> _Task inputs_:
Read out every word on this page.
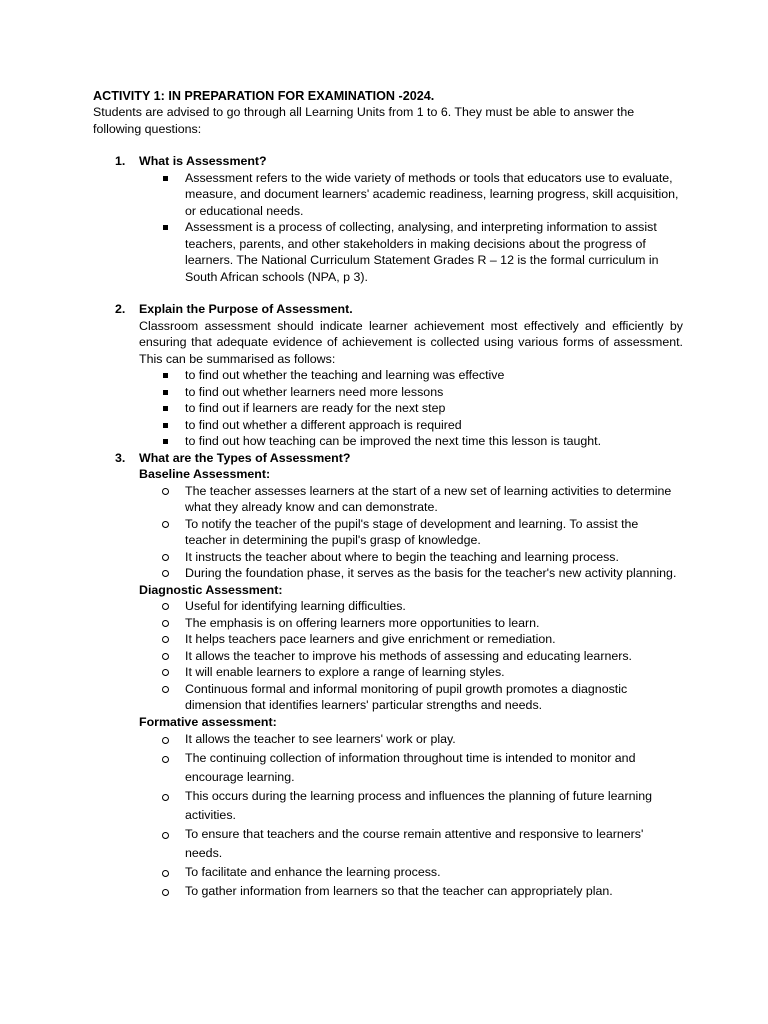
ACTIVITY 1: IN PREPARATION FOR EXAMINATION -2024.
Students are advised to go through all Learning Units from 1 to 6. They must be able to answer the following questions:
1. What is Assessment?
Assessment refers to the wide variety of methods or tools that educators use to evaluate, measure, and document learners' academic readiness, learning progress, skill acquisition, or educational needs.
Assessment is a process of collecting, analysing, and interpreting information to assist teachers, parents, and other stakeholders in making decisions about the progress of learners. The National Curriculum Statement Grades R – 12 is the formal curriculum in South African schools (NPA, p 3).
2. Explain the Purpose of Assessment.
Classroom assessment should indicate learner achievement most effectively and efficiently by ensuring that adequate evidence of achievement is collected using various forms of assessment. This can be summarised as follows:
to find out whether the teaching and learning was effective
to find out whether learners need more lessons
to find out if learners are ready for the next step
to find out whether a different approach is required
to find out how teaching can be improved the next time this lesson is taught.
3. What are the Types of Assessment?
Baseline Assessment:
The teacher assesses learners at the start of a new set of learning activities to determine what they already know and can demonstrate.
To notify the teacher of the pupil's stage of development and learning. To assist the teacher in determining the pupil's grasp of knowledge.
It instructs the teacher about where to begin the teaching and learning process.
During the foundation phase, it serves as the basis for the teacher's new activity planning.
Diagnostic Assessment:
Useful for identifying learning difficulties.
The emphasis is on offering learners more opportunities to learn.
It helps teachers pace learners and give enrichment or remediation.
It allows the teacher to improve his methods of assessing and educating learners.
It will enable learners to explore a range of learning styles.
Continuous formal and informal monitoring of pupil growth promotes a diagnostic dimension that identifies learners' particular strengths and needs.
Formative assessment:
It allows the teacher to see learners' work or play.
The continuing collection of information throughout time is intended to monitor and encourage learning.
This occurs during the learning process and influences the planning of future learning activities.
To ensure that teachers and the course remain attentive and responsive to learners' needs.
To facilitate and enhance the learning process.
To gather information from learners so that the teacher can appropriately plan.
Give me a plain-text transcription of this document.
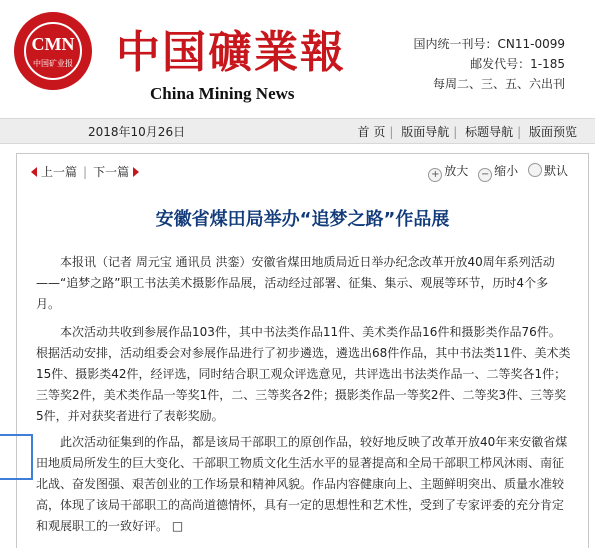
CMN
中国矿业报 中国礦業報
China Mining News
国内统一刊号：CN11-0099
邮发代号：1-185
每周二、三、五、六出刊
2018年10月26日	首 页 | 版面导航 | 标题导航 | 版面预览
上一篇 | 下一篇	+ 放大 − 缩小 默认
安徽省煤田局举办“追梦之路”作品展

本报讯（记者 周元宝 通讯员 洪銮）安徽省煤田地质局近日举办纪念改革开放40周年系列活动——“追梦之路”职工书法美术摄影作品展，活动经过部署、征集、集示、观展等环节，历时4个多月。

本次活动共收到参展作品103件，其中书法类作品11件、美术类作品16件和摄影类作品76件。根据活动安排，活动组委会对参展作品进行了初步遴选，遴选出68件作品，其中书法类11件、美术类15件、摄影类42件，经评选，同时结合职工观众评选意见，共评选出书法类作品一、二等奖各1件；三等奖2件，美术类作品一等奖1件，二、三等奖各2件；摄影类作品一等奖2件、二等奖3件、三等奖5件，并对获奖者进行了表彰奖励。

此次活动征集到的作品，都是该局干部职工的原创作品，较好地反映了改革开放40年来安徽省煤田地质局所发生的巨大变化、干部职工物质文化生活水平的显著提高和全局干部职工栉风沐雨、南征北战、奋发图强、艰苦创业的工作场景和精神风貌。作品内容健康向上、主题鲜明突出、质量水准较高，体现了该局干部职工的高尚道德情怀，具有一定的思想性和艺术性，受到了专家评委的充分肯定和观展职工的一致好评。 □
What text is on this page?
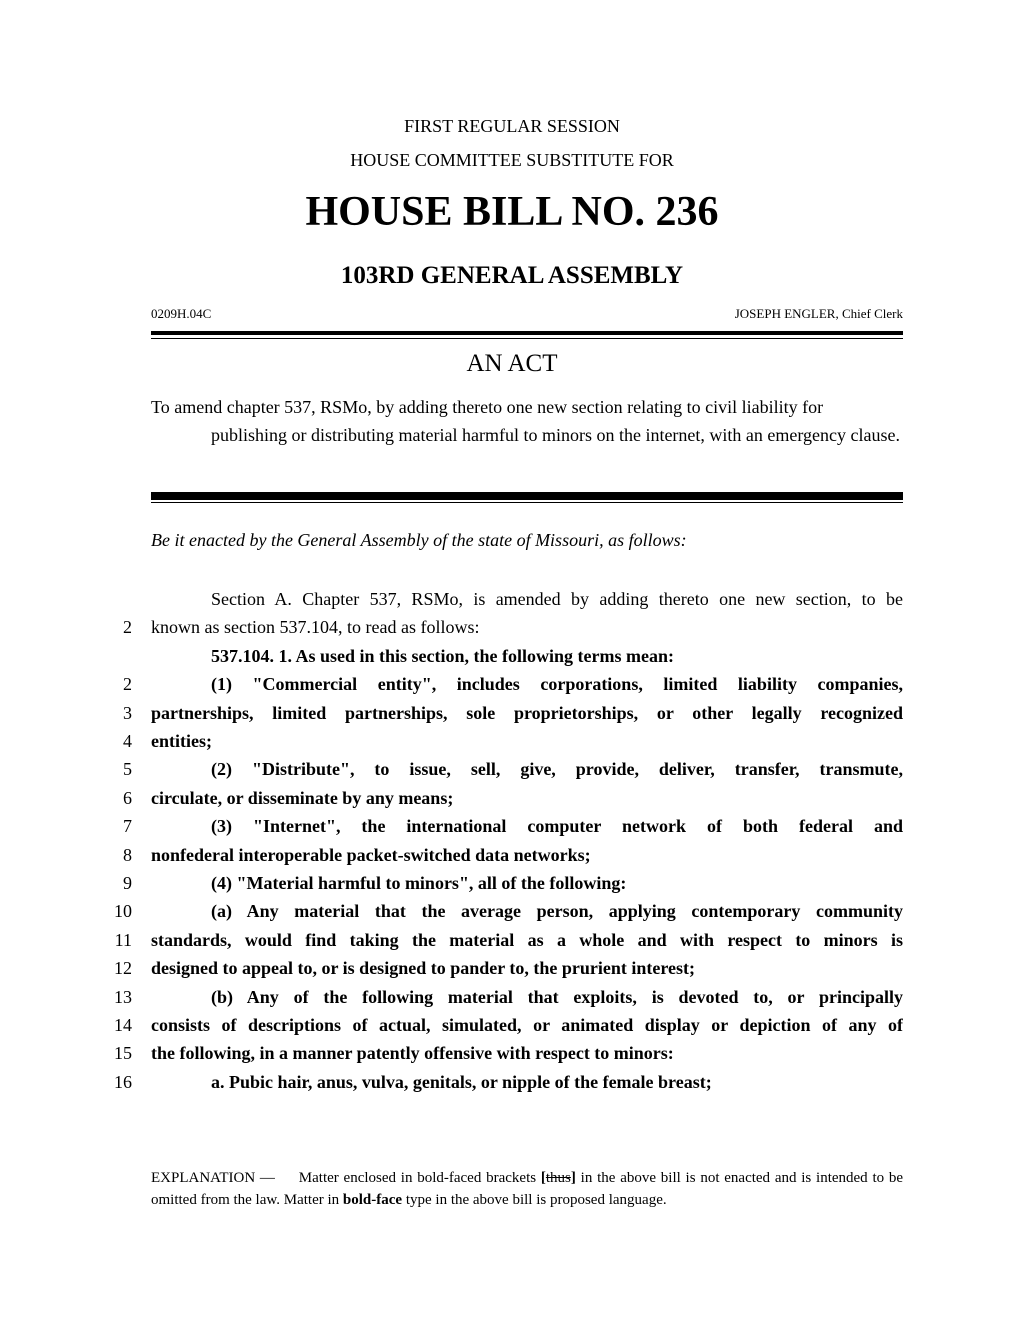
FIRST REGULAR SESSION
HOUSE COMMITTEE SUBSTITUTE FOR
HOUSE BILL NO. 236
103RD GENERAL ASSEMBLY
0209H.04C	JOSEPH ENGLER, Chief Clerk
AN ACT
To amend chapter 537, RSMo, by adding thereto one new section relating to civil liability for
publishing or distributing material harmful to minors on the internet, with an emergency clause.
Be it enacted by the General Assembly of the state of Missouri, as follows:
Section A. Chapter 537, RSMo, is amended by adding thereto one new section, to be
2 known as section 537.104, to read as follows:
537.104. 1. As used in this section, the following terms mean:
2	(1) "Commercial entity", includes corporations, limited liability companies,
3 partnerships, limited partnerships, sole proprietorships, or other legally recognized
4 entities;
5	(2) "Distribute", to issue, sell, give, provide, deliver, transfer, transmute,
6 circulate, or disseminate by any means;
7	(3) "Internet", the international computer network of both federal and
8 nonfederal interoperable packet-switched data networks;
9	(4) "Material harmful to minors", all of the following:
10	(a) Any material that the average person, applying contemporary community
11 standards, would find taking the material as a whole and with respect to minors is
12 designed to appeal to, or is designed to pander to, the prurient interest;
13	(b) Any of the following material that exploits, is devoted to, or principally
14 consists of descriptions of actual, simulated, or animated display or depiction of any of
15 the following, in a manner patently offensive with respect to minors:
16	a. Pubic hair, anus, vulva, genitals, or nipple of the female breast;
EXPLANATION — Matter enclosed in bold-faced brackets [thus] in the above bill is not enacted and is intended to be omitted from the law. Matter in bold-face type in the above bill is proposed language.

> _Exercise_: Restate each of the entries above word for word and skip every image.

> _Correct response_:
Read out every word on this page.
ACTIVITY 1: IN PREPARATION FOR EXAMINATION -2024.
Students are advised to go through all Learning Units from 1 to 6. They must be able to answer the following questions:
1. What is Assessment?
Assessment refers to the wide variety of methods or tools that educators use to evaluate, measure, and document learners' academic readiness, learning progress, skill acquisition, or educational needs.
Assessment is a process of collecting, analysing, and interpreting information to assist teachers, parents, and other stakeholders in making decisions about the progress of learners. The National Curriculum Statement Grades R – 12 is the formal curriculum in South African schools (NPA, p 3).
2. Explain the Purpose of Assessment.
Classroom assessment should indicate learner achievement most effectively and efficiently by ensuring that adequate evidence of achievement is collected using various forms of assessment. This can be summarised as follows:
to find out whether the teaching and learning was effective
to find out whether learners need more lessons
to find out if learners are ready for the next step
to find out whether a different approach is required
to find out how teaching can be improved the next time this lesson is taught.
3. What are the Types of Assessment?
Baseline Assessment:
The teacher assesses learners at the start of a new set of learning activities to determine what they already know and can demonstrate.
To notify the teacher of the pupil's stage of development and learning. To assist the teacher in determining the pupil's grasp of knowledge.
It instructs the teacher about where to begin the teaching and learning process.
During the foundation phase, it serves as the basis for the teacher's new activity planning.
Diagnostic Assessment:
Useful for identifying learning difficulties.
The emphasis is on offering learners more opportunities to learn.
It helps teachers pace learners and give enrichment or remediation.
It allows the teacher to improve his methods of assessing and educating learners.
It will enable learners to explore a range of learning styles.
Continuous formal and informal monitoring of pupil growth promotes a diagnostic dimension that identifies learners' particular strengths and needs.
Formative assessment:
It allows the teacher to see learners' work or play.
The continuing collection of information throughout time is intended to monitor and encourage learning.
This occurs during the learning process and influences the planning of future learning activities.
To ensure that teachers and the course remain attentive and responsive to learners' needs.
To facilitate and enhance the learning process.
To gather information from learners so that the teacher can appropriately plan.
Give me a plain-text transcription of this document.
CMN
中国矿业报 中国礦業報
China Mining News
国内统一刊号：CN11-0099
邮发代号：1-185
每周二、三、五、六出刊
2018年10月26日	首 页 | 版面导航 | 标题导航 | 版面预览
上一篇 | 下一篇	+ 放大 − 缩小 默认
安徽省煤田局举办“追梦之路”作品展

本报讯（记者 周元宝 通讯员 洪銮）安徽省煤田地质局近日举办纪念改革开放40周年系列活动——“追梦之路”职工书法美术摄影作品展，活动经过部署、征集、集示、观展等环节，历时4个多月。

本次活动共收到参展作品103件，其中书法类作品11件、美术类作品16件和摄影类作品76件。根据活动安排，活动组委会对参展作品进行了初步遴选，遴选出68件作品，其中书法类11件、美术类15件、摄影类42件，经评选，同时结合职工观众评选意见，共评选出书法类作品一、二等奖各1件；三等奖2件，美术类作品一等奖1件，二、三等奖各2件；摄影类作品一等奖2件、二等奖3件、三等奖5件，并对获奖者进行了表彰奖励。

此次活动征集到的作品，都是该局干部职工的原创作品，较好地反映了改革开放40年来安徽省煤田地质局所发生的巨大变化、干部职工物质文化生活水平的显著提高和全局干部职工栉风沐雨、南征北战、奋发图强、艰苦创业的工作场景和精神风貌。作品内容健康向上、主题鲜明突出、质量水准较高，体现了该局干部职工的高尚道德情怀，具有一定的思想性和艺术性，受到了专家评委的充分肯定和观展职工的一致好评。 □
What text is on this page?
FIRST REGULAR SESSION
HOUSE COMMITTEE SUBSTITUTE FOR
HOUSE BILL NO. 236
103RD GENERAL ASSEMBLY
0209H.04C	JOSEPH ENGLER, Chief Clerk
AN ACT
To amend chapter 537, RSMo, by adding thereto one new section relating to civil liability for
publishing or distributing material harmful to minors on the internet, with an emergency clause.
Be it enacted by the General Assembly of the state of Missouri, as follows:
Section A. Chapter 537, RSMo, is amended by adding thereto one new section, to be
2 known as section 537.104, to read as follows:
537.104. 1. As used in this section, the following terms mean:
2	(1) "Commercial entity", includes corporations, limited liability companies,
3 partnerships, limited partnerships, sole proprietorships, or other legally recognized
4 entities;
5	(2) "Distribute", to issue, sell, give, provide, deliver, transfer, transmute,
6 circulate, or disseminate by any means;
7	(3) "Internet", the international computer network of both federal and
8 nonfederal interoperable packet-switched data networks;
9	(4) "Material harmful to minors", all of the following:
10	(a) Any material that the average person, applying contemporary community
11 standards, would find taking the material as a whole and with respect to minors is
12 designed to appeal to, or is designed to pander to, the prurient interest;
13	(b) Any of the following material that exploits, is devoted to, or principally
14 consists of descriptions of actual, simulated, or animated display or depiction of any of
15 the following, in a manner patently offensive with respect to minors:
16	a. Pubic hair, anus, vulva, genitals, or nipple of the female breast;
EXPLANATION — Matter enclosed in bold-faced brackets [thus] in the above bill is not enacted and is intended to be omitted from the law. Matter in bold-face type in the above bill is proposed language.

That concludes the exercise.